• **Written task**: Write the rows below from the line with "Where is each" to the line with "271, 452, 289]", both included, as a JSON list of strings with one string per line and no blank lines. Leave the pictures out.

• **Records to process**:
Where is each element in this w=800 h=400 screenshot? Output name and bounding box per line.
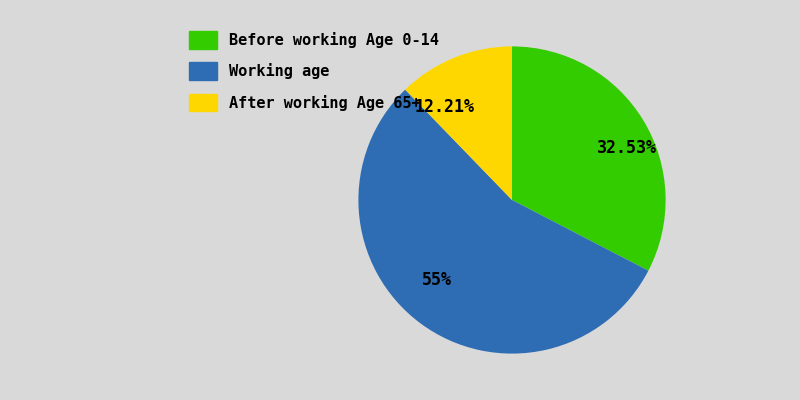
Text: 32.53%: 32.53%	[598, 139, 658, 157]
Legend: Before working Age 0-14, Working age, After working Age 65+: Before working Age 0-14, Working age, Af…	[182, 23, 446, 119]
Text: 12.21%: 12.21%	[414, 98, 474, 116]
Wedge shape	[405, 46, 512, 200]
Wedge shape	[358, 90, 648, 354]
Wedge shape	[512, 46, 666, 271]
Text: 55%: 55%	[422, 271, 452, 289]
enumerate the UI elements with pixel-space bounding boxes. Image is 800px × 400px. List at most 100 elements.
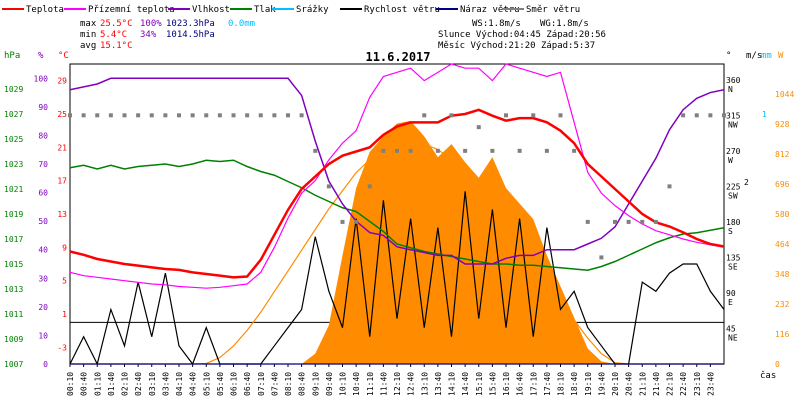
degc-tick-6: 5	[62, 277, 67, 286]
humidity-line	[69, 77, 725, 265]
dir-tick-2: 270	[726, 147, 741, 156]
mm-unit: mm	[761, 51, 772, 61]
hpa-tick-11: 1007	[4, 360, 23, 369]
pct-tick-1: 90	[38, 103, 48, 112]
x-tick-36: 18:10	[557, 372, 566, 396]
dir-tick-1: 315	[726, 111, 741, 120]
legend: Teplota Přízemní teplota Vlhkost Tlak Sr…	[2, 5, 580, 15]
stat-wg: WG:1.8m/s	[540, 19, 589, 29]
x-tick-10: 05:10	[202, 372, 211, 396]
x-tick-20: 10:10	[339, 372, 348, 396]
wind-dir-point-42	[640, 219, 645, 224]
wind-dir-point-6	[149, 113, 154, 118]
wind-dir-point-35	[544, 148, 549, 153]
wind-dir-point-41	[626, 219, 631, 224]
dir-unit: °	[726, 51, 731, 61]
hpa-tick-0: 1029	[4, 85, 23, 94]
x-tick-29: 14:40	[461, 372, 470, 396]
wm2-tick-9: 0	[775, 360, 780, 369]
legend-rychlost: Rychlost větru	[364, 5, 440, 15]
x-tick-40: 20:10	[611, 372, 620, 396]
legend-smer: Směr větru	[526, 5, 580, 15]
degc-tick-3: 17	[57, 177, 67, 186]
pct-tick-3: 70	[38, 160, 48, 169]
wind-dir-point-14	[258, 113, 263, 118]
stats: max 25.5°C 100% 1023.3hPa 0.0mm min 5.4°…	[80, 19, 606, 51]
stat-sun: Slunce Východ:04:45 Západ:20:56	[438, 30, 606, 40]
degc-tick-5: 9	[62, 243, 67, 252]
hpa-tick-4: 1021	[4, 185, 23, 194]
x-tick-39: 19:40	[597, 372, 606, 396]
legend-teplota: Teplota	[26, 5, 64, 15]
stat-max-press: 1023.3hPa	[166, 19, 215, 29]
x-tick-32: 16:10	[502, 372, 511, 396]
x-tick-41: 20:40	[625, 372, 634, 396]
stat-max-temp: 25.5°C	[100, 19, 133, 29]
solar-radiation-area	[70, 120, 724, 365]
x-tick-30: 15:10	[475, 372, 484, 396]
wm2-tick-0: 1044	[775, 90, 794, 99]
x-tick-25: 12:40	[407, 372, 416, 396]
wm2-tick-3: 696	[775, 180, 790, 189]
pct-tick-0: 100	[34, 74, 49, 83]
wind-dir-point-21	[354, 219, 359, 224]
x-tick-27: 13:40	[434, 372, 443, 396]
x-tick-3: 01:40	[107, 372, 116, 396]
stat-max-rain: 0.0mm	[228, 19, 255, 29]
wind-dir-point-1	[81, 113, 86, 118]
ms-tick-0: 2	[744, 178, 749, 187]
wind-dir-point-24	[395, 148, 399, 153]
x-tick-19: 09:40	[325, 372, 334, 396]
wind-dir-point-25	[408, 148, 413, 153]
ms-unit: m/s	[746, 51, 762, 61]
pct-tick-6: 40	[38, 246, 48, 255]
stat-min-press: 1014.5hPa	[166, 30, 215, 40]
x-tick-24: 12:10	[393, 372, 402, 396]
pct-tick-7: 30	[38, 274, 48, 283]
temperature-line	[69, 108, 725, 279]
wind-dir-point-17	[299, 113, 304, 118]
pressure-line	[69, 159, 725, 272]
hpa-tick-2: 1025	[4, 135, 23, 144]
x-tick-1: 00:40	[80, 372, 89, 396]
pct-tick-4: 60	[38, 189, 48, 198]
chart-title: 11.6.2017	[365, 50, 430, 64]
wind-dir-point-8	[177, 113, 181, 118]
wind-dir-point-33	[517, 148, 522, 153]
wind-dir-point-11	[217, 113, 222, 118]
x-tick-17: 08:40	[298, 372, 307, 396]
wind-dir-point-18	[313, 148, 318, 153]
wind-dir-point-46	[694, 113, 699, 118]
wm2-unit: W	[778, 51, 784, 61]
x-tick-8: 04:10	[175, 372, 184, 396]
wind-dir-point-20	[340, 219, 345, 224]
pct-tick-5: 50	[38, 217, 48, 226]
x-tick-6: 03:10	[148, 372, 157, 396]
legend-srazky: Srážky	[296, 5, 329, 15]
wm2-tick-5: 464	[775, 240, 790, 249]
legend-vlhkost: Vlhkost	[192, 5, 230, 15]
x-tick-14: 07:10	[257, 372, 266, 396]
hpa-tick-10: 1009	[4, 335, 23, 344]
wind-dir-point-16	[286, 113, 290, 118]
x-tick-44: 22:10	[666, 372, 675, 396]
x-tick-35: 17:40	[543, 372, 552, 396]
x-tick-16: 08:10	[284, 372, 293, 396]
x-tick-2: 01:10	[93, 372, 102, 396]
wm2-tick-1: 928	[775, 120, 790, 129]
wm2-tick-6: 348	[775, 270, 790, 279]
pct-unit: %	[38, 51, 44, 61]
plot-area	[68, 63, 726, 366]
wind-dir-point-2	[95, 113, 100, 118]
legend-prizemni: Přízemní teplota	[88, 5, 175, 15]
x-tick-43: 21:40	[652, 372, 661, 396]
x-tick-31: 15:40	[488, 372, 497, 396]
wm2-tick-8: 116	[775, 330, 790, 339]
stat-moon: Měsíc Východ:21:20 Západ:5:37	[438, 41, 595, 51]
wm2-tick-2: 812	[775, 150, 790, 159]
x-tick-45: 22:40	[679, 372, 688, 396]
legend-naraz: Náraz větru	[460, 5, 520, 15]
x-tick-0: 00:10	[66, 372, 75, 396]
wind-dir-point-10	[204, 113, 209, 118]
* * *
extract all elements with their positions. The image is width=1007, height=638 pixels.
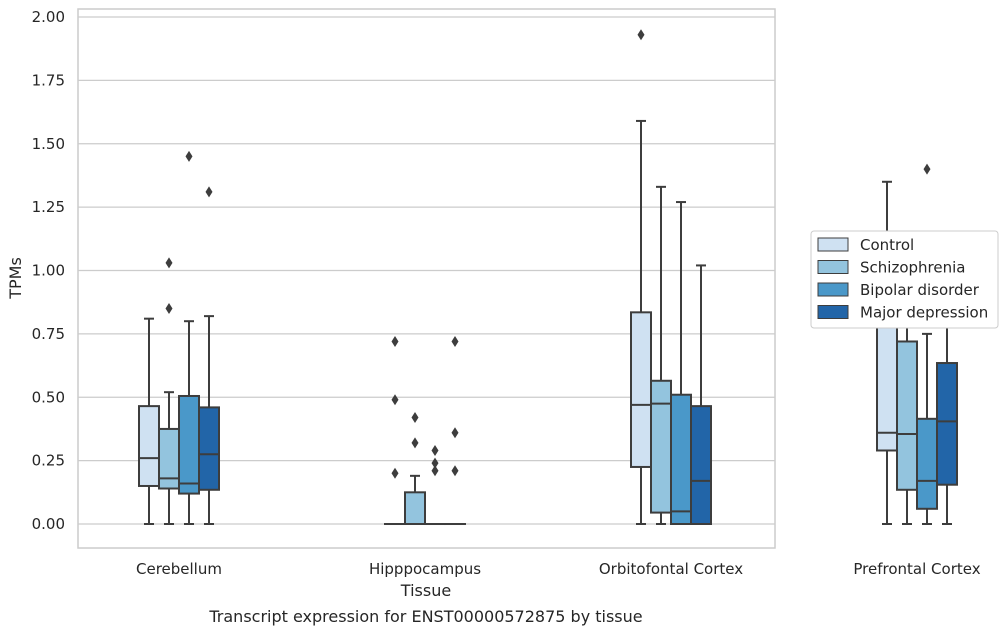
==
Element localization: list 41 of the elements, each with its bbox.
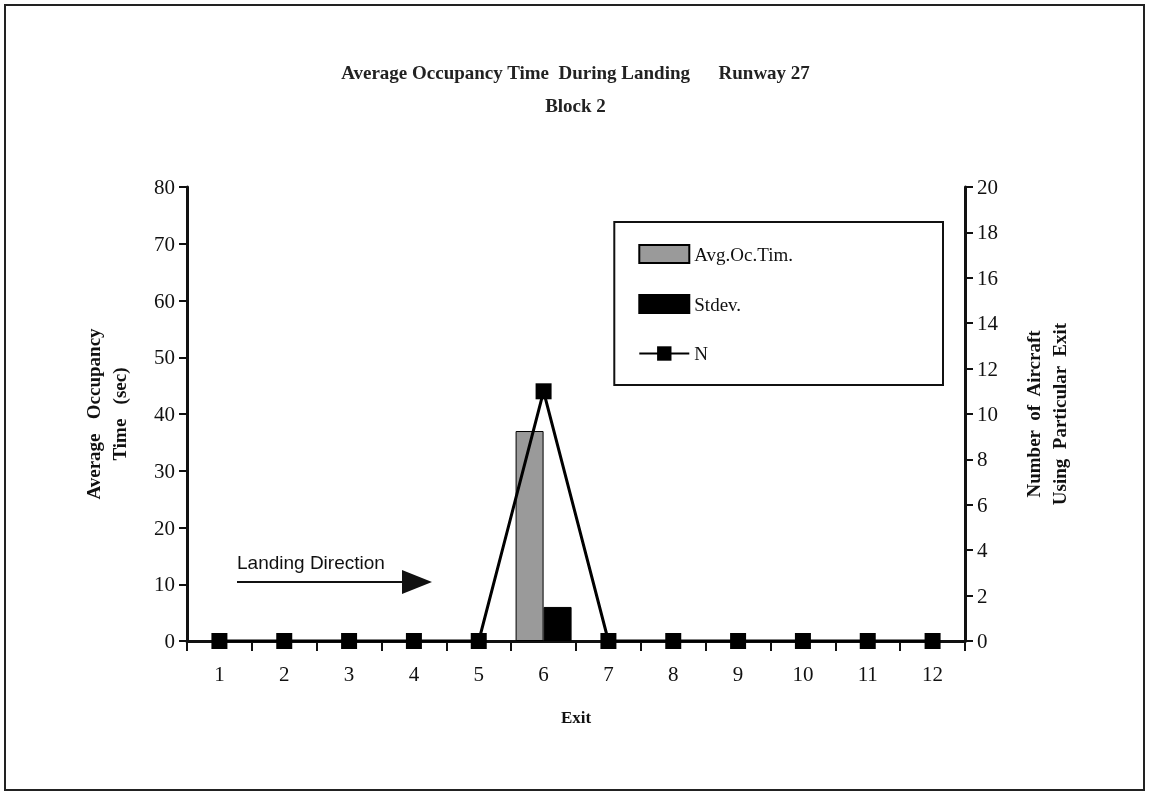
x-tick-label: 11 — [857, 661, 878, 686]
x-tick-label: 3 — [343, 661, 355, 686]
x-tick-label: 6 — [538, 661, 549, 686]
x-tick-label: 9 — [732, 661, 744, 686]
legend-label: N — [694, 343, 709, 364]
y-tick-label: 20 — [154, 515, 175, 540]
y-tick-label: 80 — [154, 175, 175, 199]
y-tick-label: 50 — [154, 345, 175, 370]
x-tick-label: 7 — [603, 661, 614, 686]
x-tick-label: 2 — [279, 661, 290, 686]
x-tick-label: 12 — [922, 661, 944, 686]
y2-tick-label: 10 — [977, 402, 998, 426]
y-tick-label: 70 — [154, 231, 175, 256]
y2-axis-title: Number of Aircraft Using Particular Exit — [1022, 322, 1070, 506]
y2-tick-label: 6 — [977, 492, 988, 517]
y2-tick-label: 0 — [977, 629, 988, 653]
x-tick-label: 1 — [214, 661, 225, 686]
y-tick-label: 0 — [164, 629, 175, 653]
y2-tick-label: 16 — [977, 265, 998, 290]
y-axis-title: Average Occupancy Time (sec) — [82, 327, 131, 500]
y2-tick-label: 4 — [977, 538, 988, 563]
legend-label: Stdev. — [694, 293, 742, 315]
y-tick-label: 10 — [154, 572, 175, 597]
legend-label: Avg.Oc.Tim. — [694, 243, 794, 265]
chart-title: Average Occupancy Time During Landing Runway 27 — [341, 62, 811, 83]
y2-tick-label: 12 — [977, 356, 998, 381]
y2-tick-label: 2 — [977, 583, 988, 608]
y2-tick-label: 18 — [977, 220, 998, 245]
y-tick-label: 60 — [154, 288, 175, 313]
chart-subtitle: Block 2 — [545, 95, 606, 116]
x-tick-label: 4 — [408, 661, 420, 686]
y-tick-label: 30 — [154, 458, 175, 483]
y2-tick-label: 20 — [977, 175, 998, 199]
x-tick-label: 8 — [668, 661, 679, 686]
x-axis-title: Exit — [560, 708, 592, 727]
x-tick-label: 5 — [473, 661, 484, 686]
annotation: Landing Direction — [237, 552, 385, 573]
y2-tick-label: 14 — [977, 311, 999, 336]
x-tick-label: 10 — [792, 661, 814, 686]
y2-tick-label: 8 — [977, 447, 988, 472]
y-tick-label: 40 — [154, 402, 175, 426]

• **Task answer**:
[
  "Where is each element in this w=800 h=400 screenshot? Output name and bounding box per line.",
  "Text: 32.53%: 32.53%\t[598, 139, 658, 157]",
  "Legend: Before working Age 0-14, Working age, After working Age 65+: Before working Age 0-14, Working age, Af…\t[182, 23, 446, 119]",
  "Text: 12.21%: 12.21%\t[414, 98, 474, 116]",
  "Wedge shape\t[405, 46, 512, 200]",
  "Wedge shape\t[358, 90, 648, 354]",
  "Wedge shape\t[512, 46, 666, 271]",
  "Text: 55%: 55%\t[422, 271, 452, 289]"
]